__TASK DETAILS__
Exactly repeat the material, dropping every picture from the copy.

┄┄┄┄┄┄┄┄┄┄┄┄┄┄┄┄┄┄┄┄

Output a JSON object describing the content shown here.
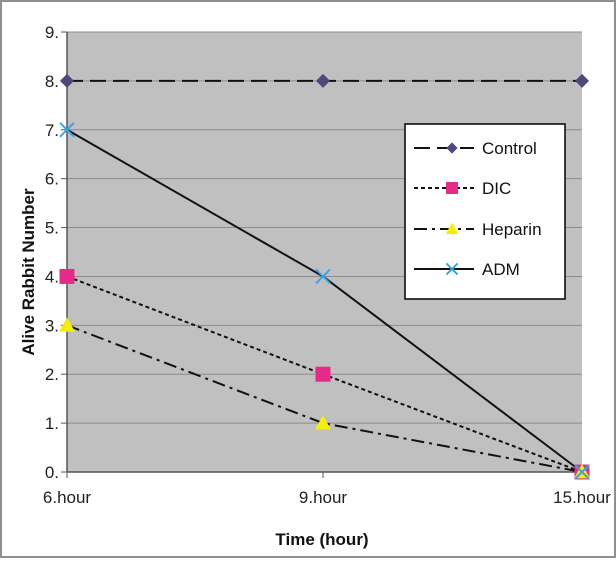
{
  "chart_data": {
    "type": "line",
    "categories": [
      "6.hour",
      "9.hour",
      "15.hour"
    ],
    "xlabel": "Time  (hour)",
    "ylabel": "Alive Rabbit Number",
    "ylim": [
      0,
      9
    ],
    "y_ticks": [
      "0.",
      "1.",
      "2.",
      "3.",
      "4.",
      "5.",
      "6.",
      "7.",
      "8.",
      "9."
    ],
    "grid": "horizontal",
    "legend_position": "right",
    "plot_background": "#c0c0c0",
    "series": [
      {
        "name": "Control",
        "values": [
          8,
          8,
          8
        ],
        "color": "#4b4a7a",
        "marker": "diamond",
        "dash": "long-dash"
      },
      {
        "name": "DIC",
        "values": [
          4,
          2,
          0
        ],
        "color": "#e62a8a",
        "marker": "square",
        "dash": "dotted"
      },
      {
        "name": "Heparin",
        "values": [
          3,
          1,
          0
        ],
        "color": "#f5f000",
        "marker": "triangle",
        "dash": "dash-dot"
      },
      {
        "name": "ADM",
        "values": [
          7,
          4,
          0
        ],
        "color": "#3aa6e0",
        "marker": "x",
        "dash": "solid"
      }
    ]
  }
}
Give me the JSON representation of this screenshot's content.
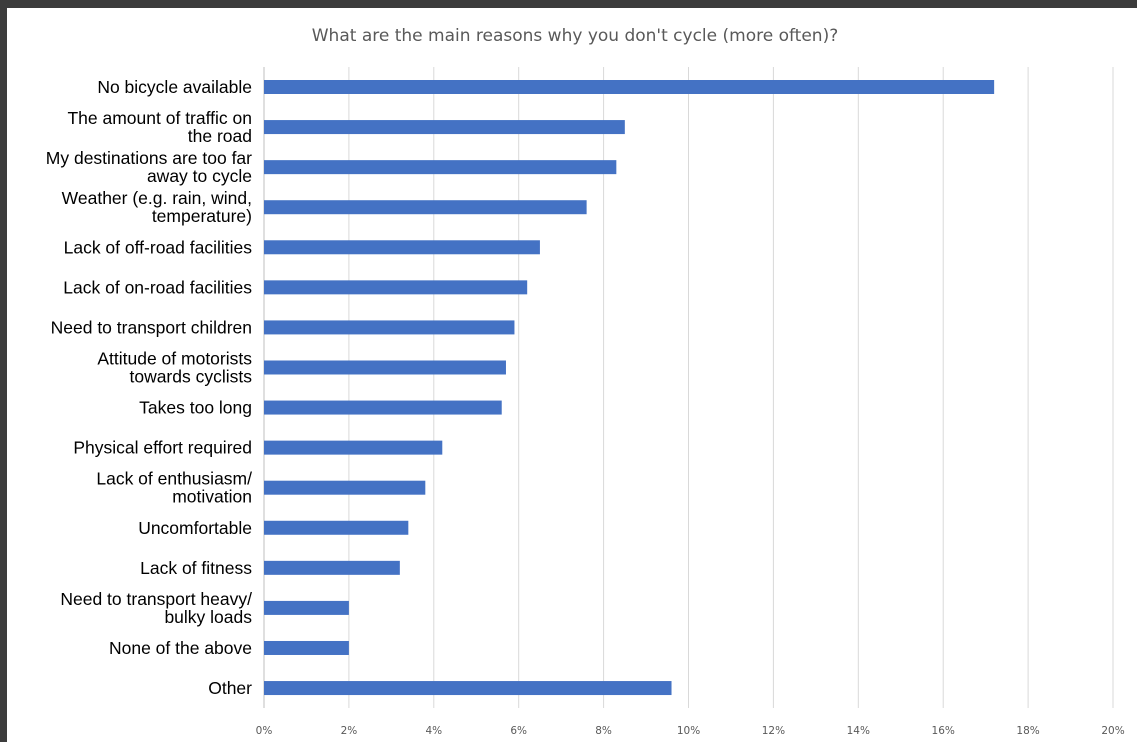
{
  "chart_data": {
    "type": "bar",
    "orientation": "horizontal",
    "title": "What are the main reasons why you don't cycle (more often)?",
    "xlabel": "",
    "ylabel": "",
    "categories": [
      "No bicycle available",
      "The amount of traffic on the road",
      "My destinations are too far away to cycle",
      "Weather (e.g. rain, wind, temperature)",
      "Lack of off-road facilities",
      "Lack of on-road facilities",
      "Need to transport children",
      "Attitude of motorists towards cyclists",
      "Takes too long",
      "Physical effort required",
      "Lack of enthusiasm/ motivation",
      "Uncomfortable",
      "Lack of fitness",
      "Need to transport heavy/ bulky loads",
      "None of the above",
      "Other"
    ],
    "category_lines": [
      [
        "No bicycle available"
      ],
      [
        "The amount of traffic on",
        "the road"
      ],
      [
        "My destinations are too far",
        "away to cycle"
      ],
      [
        "Weather (e.g. rain, wind,",
        "temperature)"
      ],
      [
        "Lack of off-road facilities"
      ],
      [
        "Lack of on-road facilities"
      ],
      [
        "Need to transport children"
      ],
      [
        "Attitude of motorists",
        "towards cyclists"
      ],
      [
        "Takes too long"
      ],
      [
        "Physical effort required"
      ],
      [
        "Lack of enthusiasm/",
        "motivation"
      ],
      [
        "Uncomfortable"
      ],
      [
        "Lack of fitness"
      ],
      [
        "Need to transport heavy/",
        "bulky loads"
      ],
      [
        "None of the above"
      ],
      [
        "Other"
      ]
    ],
    "values": [
      17.2,
      8.5,
      8.3,
      7.6,
      6.5,
      6.2,
      5.9,
      5.7,
      5.6,
      4.2,
      3.8,
      3.4,
      3.2,
      2.0,
      2.0,
      9.6
    ],
    "x_ticks": [
      0,
      2,
      4,
      6,
      8,
      10,
      12,
      14,
      16,
      18,
      20
    ],
    "x_tick_labels": [
      "0%",
      "2%",
      "4%",
      "6%",
      "8%",
      "10%",
      "12%",
      "14%",
      "16%",
      "18%",
      "20%"
    ],
    "xlim": [
      0,
      20
    ],
    "grid": true,
    "legend": "none",
    "bar_color": "#4472c4",
    "frame_color": "#3c3c3c"
  }
}
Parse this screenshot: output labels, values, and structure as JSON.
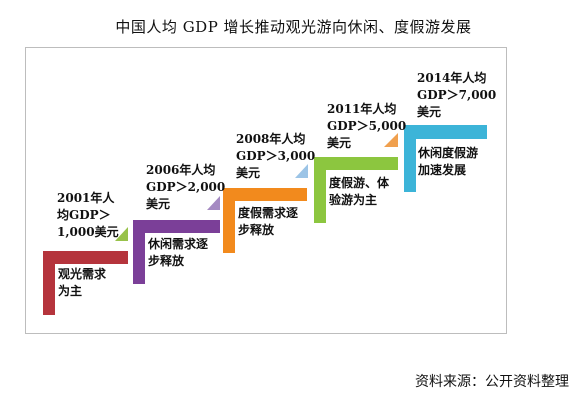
{
  "title": "中国人均 GDP 增长推动观光游向休闲、度假游发展",
  "stages": [
    {
      "gdp_lines": [
        "2001年人",
        "均GDP＞",
        "1,000美元"
      ],
      "desc_lines": [
        "观光需求",
        "为主"
      ],
      "color": "#b5343c"
    },
    {
      "gdp_lines": [
        "2006年人均",
        "GDP＞2,000",
        "美元"
      ],
      "desc_lines": [
        "休闲需求逐",
        "步释放"
      ],
      "color": "#7b3f98"
    },
    {
      "gdp_lines": [
        "2008年人均",
        "GDP＞3,000",
        "美元"
      ],
      "desc_lines": [
        "度假需求逐",
        "步释放"
      ],
      "color": "#f28a1d"
    },
    {
      "gdp_lines": [
        "2011年人均",
        "GDP＞5,000",
        "美元"
      ],
      "desc_lines": [
        "度假游、体",
        "验游为主"
      ],
      "color": "#8cc63f"
    },
    {
      "gdp_lines": [
        "2014年人均",
        "GDP＞7,000",
        "美元"
      ],
      "desc_lines": [
        "休闲度假游",
        "加速发展"
      ],
      "color": "#3cb4d8"
    }
  ],
  "source": "资料来源：公开资料整理"
}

┄┄┄┄┄┄┄┄┄┄┄┄┄┄┄┄┄┄┄┄

__RESULT OF THE EXERCISE__
Output a JSON object describing the content shown here.
{
  "chart_data": {
    "type": "line",
    "categories": [
      "6.hour",
      "9.hour",
      "15.hour"
    ],
    "xlabel": "Time  (hour)",
    "ylabel": "Alive Rabbit Number",
    "ylim": [
      0,
      9
    ],
    "y_ticks": [
      "0.",
      "1.",
      "2.",
      "3.",
      "4.",
      "5.",
      "6.",
      "7.",
      "8.",
      "9."
    ],
    "grid": "horizontal",
    "legend_position": "right",
    "plot_background": "#c0c0c0",
    "series": [
      {
        "name": "Control",
        "values": [
          8,
          8,
          8
        ],
        "color": "#4b4a7a",
        "marker": "diamond",
        "dash": "long-dash"
      },
      {
        "name": "DIC",
        "values": [
          4,
          2,
          0
        ],
        "color": "#e62a8a",
        "marker": "square",
        "dash": "dotted"
      },
      {
        "name": "Heparin",
        "values": [
          3,
          1,
          0
        ],
        "color": "#f5f000",
        "marker": "triangle",
        "dash": "dash-dot"
      },
      {
        "name": "ADM",
        "values": [
          7,
          4,
          0
        ],
        "color": "#3aa6e0",
        "marker": "x",
        "dash": "solid"
      }
    ]
  }
}
Give me the JSON representation of this screenshot's content.
{
  "chart_data": {
    "type": "bar",
    "orientation": "horizontal",
    "title": "What are the main reasons why you don't cycle (more often)?",
    "xlabel": "",
    "ylabel": "",
    "categories": [
      "No bicycle available",
      "The amount of traffic on the road",
      "My destinations are too far away to cycle",
      "Weather (e.g. rain, wind, temperature)",
      "Lack of off-road facilities",
      "Lack of on-road facilities",
      "Need to transport children",
      "Attitude of motorists towards cyclists",
      "Takes too long",
      "Physical effort required",
      "Lack of enthusiasm/ motivation",
      "Uncomfortable",
      "Lack of fitness",
      "Need to transport heavy/ bulky loads",
      "None of the above",
      "Other"
    ],
    "category_lines": [
      [
        "No bicycle available"
      ],
      [
        "The amount of traffic on",
        "the road"
      ],
      [
        "My destinations are too far",
        "away to cycle"
      ],
      [
        "Weather (e.g. rain, wind,",
        "temperature)"
      ],
      [
        "Lack of off-road facilities"
      ],
      [
        "Lack of on-road facilities"
      ],
      [
        "Need to transport children"
      ],
      [
        "Attitude of motorists",
        "towards cyclists"
      ],
      [
        "Takes too long"
      ],
      [
        "Physical effort required"
      ],
      [
        "Lack of enthusiasm/",
        "motivation"
      ],
      [
        "Uncomfortable"
      ],
      [
        "Lack of fitness"
      ],
      [
        "Need to transport heavy/",
        "bulky loads"
      ],
      [
        "None of the above"
      ],
      [
        "Other"
      ]
    ],
    "values": [
      17.2,
      8.5,
      8.3,
      7.6,
      6.5,
      6.2,
      5.9,
      5.7,
      5.6,
      4.2,
      3.8,
      3.4,
      3.2,
      2.0,
      2.0,
      9.6
    ],
    "x_ticks": [
      0,
      2,
      4,
      6,
      8,
      10,
      12,
      14,
      16,
      18,
      20
    ],
    "x_tick_labels": [
      "0%",
      "2%",
      "4%",
      "6%",
      "8%",
      "10%",
      "12%",
      "14%",
      "16%",
      "18%",
      "20%"
    ],
    "xlim": [
      0,
      20
    ],
    "grid": true,
    "legend": "none",
    "bar_color": "#4472c4",
    "frame_color": "#3c3c3c"
  }
}
Parse this screenshot: output labels, values, and structure as JSON.
{
  "title": "中国人均 GDP 增长推动观光游向休闲、度假游发展",
  "stages": [
    {
      "gdp_lines": [
        "2001年人",
        "均GDP＞",
        "1,000美元"
      ],
      "desc_lines": [
        "观光需求",
        "为主"
      ],
      "color": "#b5343c"
    },
    {
      "gdp_lines": [
        "2006年人均",
        "GDP＞2,000",
        "美元"
      ],
      "desc_lines": [
        "休闲需求逐",
        "步释放"
      ],
      "color": "#7b3f98"
    },
    {
      "gdp_lines": [
        "2008年人均",
        "GDP＞3,000",
        "美元"
      ],
      "desc_lines": [
        "度假需求逐",
        "步释放"
      ],
      "color": "#f28a1d"
    },
    {
      "gdp_lines": [
        "2011年人均",
        "GDP＞5,000",
        "美元"
      ],
      "desc_lines": [
        "度假游、体",
        "验游为主"
      ],
      "color": "#8cc63f"
    },
    {
      "gdp_lines": [
        "2014年人均",
        "GDP＞7,000",
        "美元"
      ],
      "desc_lines": [
        "休闲度假游",
        "加速发展"
      ],
      "color": "#3cb4d8"
    }
  ],
  "source": "资料来源：公开资料整理"
}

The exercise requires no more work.